§ **Exercise task**:
In the material below, the lines containing the word "обществом" are required; copy each of them.

§ **Data supplied**:
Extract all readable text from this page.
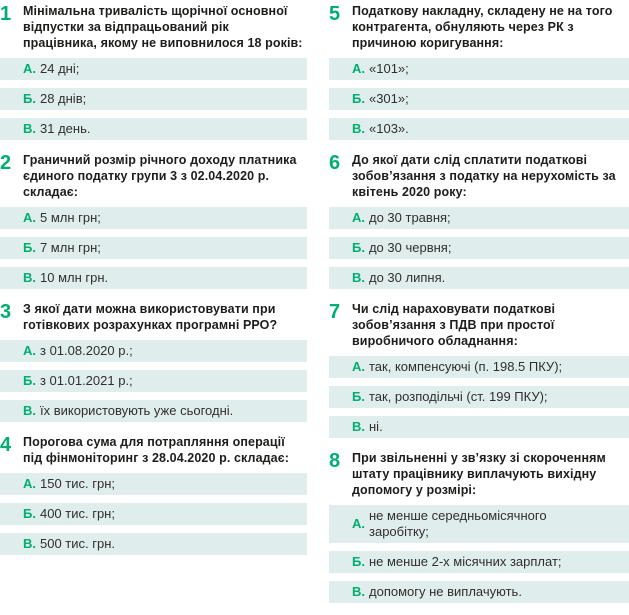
1 Мінімальна тривалість щорічної основної відпустки за відпрацьований рік працівника, якому не виповнилося 18 років:
А. 24 дні;
Б. 28 днів;
В. 31 день.
2 Граничний розмір річного доходу платника єдиного податку групи 3 з 02.04.2020 р. складає:
А. 5 млн грн;
Б. 7 млн грн;
В. 10 млн грн.
3 З якої дати можна використовувати при готівкових розрахунках програмні РРО?
А. з 01.08.2020 р.;
Б. з 01.01.2021 р.;
В. їх використовують уже сьогодні.
4 Порогова сума для потрапляння операції під фінмоніторинг з 28.04.2020 р. складає:
А. 150 тис. грн;
Б. 400 тис. грн;
В. 500 тис. грн.
5 Податкову накладну, складену не на того контрагента, обнуляють через РК з причиною коригування:
А. «101»;
Б. «301»;
В. «103».
6 До якої дати слід сплатити податкові зобов’язання з податку на нерухомість за квітень 2020 року:
А. до 30 травня;
Б. до 30 червня;
В. до 30 липня.
7 Чи слід нараховувати податкові зобов’язання з ПДВ при простої виробничого обладнання:
А. так, компенсуючі (п. 198.5 ПКУ);
Б. так, розподільчі (ст. 199 ПКУ);
В. ні.
8 При звільненні у зв’язку зі скороченням штату працівнику виплачують вихідну допомогу у розмірі:
А.
не менше середньомісячного заробітку;
Б. не менше 2-х місячних зарплат;
В. допомогу не виплачують.
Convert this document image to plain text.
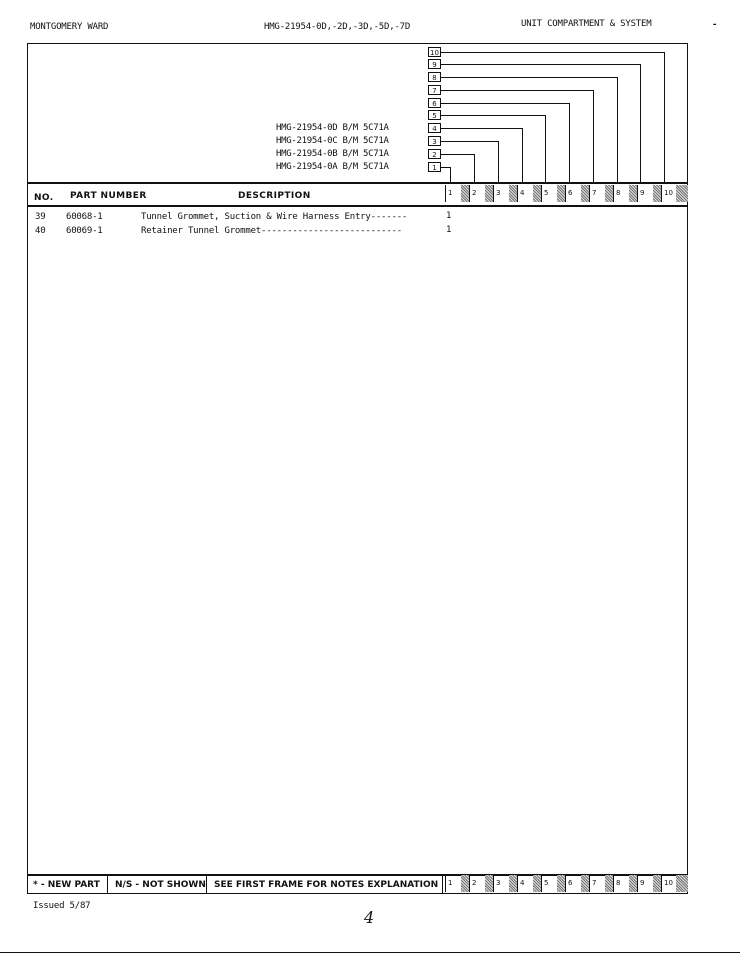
MONTGOMERY WARD	HMG-21954-0D,-2D,-3D,-5D,-7D	UNIT COMPARTMENT & SYSTEM	-
HMG-21954-0D B/M 5C71A
HMG-21954-0C B/M 5C71A
HMG-21954-0B B/M 5C71A
HMG-21954-0A B/M 5C71A
10
9
8
7
6
5
4
3
2
1
NO. PART NUMBER	DESCRIPTION	1	2	3	4	5	6	7	8	9	10
39 60068-1	Tunnel Grommet, Suction & Wire Harness Entry-------	1
40 60069-1	Retainer Tunnel Grommet---------------------------	1
* - NEW PART N/S - NOT SHOWN SEE FIRST FRAME FOR NOTES EXPLANATION 1	2	3	4	5	6	7	8	9	10
Issued 5/87
4
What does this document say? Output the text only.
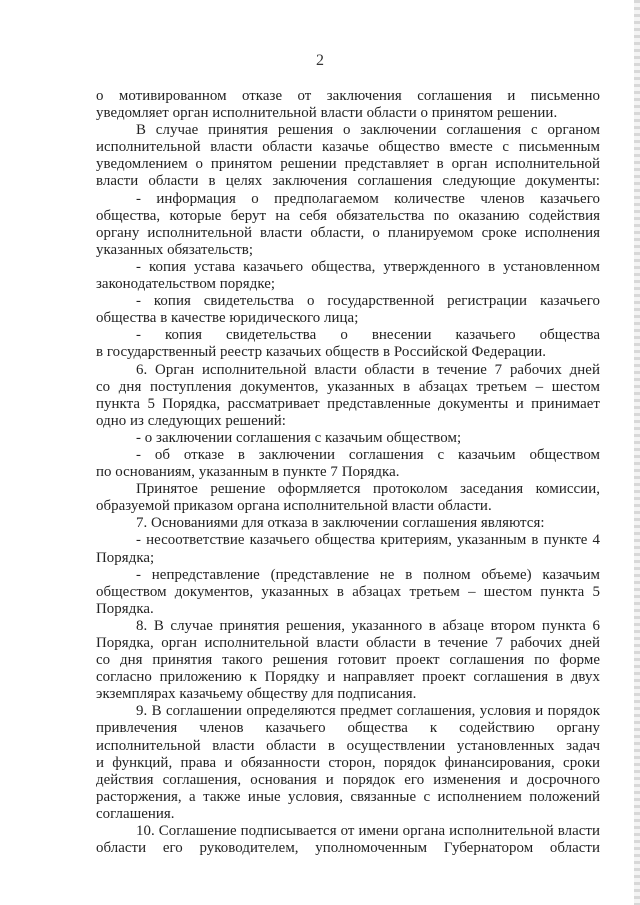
2

о мотивированном отказе от заключения соглашения и письменно

уведомляет орган исполнительной власти области о принятом решении.

В случае принятия решения о заключении соглашения с органом

исполнительной власти области казачье общество вместе с письменным

уведомлением о принятом решении представляет в орган исполнительной

власти области в целях заключения соглашения следующие документы:

- информация о предполагаемом количестве членов казачьего

общества, которые берут на себя обязательства по оказанию содействия

органу исполнительной власти области, о планируемом сроке исполнения

указанных обязательств;

- копия устава казачьего общества, утвержденного в установленном

законодательством порядке;

- копия свидетельства о государственной регистрации казачьего

общества в качестве юридического лица;

- копия свидетельства о внесении казачьего общества

в государственный реестр казачьих обществ в Российской Федерации.

6. Орган исполнительной власти области в течение 7 рабочих дней

со дня поступления документов, указанных в абзацах третьем – шестом

пункта 5 Порядка, рассматривает представленные документы и принимает

одно из следующих решений:

- о заключении соглашения с казачьим обществом;

- об отказе в заключении соглашения с казачьим обществом

по основаниям, указанным в пункте 7 Порядка.

Принятое решение оформляется протоколом заседания комиссии,

образуемой приказом органа исполнительной власти области.

7. Основаниями для отказа в заключении соглашения являются:

- несоответствие казачьего общества критериям, указанным в пункте 4

Порядка;

- непредставление (представление не в полном объеме) казачьим

обществом документов, указанных в абзацах третьем – шестом пункта 5

Порядка.

8. В случае принятия решения, указанного в абзаце втором пункта 6

Порядка, орган исполнительной власти области в течение 7 рабочих дней

со дня принятия такого решения готовит проект соглашения по форме

согласно приложению к Порядку и направляет проект соглашения в двух

экземплярах казачьему обществу для подписания.

9. В соглашении определяются предмет соглашения, условия и порядок

привлечения членов казачьего общества к содействию органу

исполнительной власти области в осуществлении установленных задач

и функций, права и обязанности сторон, порядок финансирования, сроки

действия соглашения, основания и порядок его изменения и досрочного

расторжения, а также иные условия, связанные с исполнением положений

соглашения.

10. Соглашение подписывается от имени органа исполнительной власти

области его руководителем, уполномоченным Губернатором области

§ **The completed task**:
- о заключении соглашения с казачьим обществом;
- об отказе в заключении соглашения с казачьим обществом
обществом документов, указанных в абзацах третьем – шестом пункта 5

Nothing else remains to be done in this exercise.